Items listed in a dataset -
** BEGIN **

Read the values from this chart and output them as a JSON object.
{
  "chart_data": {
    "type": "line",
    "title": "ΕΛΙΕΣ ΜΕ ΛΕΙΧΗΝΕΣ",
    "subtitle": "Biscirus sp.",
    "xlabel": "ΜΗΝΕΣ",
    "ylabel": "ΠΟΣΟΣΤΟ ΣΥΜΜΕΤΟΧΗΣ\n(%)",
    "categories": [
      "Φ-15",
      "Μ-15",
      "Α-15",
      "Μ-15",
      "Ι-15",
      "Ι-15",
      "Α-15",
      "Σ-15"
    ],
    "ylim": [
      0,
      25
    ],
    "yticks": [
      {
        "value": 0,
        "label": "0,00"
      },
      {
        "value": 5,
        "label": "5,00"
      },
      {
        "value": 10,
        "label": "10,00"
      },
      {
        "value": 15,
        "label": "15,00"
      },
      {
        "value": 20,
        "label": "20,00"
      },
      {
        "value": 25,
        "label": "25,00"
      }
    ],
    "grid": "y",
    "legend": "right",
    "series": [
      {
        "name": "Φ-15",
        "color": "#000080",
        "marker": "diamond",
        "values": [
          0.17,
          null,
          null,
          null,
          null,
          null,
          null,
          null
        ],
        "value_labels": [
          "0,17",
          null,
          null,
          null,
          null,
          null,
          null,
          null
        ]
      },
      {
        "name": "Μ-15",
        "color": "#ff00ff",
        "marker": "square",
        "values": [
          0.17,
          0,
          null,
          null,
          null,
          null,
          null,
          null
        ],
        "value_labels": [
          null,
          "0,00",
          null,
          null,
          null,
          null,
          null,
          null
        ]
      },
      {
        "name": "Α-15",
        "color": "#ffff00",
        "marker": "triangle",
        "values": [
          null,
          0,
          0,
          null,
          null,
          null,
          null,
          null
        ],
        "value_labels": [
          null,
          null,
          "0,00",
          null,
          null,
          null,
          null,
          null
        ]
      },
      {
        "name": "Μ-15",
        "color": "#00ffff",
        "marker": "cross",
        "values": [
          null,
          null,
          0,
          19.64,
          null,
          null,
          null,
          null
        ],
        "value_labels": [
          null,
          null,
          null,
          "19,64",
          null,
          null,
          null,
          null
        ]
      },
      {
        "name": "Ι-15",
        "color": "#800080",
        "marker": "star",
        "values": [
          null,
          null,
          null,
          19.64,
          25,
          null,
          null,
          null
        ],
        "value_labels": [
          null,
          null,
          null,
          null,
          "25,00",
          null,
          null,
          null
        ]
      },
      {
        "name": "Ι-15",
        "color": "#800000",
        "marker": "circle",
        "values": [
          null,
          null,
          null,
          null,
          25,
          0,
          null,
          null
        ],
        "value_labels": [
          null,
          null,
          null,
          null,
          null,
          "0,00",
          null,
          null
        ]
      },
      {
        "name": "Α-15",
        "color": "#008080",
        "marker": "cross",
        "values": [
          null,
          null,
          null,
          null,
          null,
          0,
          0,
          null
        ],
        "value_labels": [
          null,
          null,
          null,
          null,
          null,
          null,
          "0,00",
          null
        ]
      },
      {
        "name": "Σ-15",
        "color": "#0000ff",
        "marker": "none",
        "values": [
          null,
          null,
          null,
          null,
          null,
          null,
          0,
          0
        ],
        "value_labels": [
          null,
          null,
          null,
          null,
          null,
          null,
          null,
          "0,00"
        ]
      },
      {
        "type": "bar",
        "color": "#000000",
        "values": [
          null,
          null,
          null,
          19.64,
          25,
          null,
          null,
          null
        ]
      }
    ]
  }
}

** END **

GOAL - In the entries above, identify each line that includes the string "color", then copy it.

ANSWER TO THIS EXERCISE -
        "color": "#000080",
        "color": "#ff00ff",
        "color": "#ffff00",
        "color": "#00ffff",
        "color": "#800080",
        "color": "#800000",
        "color": "#008080",
        "color": "#0000ff",
        "color": "#000000",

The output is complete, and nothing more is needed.